= Exercise description =
Scan the entries below for the word "think". Copy each line that has it.

-- start Given entries --

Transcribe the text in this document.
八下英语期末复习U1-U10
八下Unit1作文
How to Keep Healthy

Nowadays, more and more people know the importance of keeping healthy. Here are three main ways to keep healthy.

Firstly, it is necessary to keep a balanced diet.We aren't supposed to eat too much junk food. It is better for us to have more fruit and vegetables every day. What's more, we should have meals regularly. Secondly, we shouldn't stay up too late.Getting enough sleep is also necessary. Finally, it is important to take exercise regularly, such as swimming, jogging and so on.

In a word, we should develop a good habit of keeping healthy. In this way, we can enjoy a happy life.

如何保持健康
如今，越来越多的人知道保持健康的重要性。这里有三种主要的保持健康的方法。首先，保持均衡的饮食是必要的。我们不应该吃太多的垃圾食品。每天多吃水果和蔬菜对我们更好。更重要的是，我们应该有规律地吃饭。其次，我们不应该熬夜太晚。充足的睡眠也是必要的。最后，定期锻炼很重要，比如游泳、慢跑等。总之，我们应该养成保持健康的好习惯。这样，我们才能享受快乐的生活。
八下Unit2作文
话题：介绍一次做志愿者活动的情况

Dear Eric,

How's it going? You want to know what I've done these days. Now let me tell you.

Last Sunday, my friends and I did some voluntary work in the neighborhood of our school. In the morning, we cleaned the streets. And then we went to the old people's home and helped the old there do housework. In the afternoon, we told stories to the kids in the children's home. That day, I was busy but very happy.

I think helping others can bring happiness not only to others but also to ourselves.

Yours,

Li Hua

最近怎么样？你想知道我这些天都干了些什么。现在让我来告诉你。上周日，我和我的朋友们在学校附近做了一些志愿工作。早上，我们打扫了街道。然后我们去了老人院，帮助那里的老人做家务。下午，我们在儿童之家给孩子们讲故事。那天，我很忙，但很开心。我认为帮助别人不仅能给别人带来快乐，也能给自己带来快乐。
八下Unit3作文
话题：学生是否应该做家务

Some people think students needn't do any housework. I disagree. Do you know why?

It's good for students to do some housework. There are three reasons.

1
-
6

-- end Given entries --

= Full response =
I think helping others can bring happiness not only to others but also to ourselves.
Some people think students needn't do any housework. I disagree. Do you know why?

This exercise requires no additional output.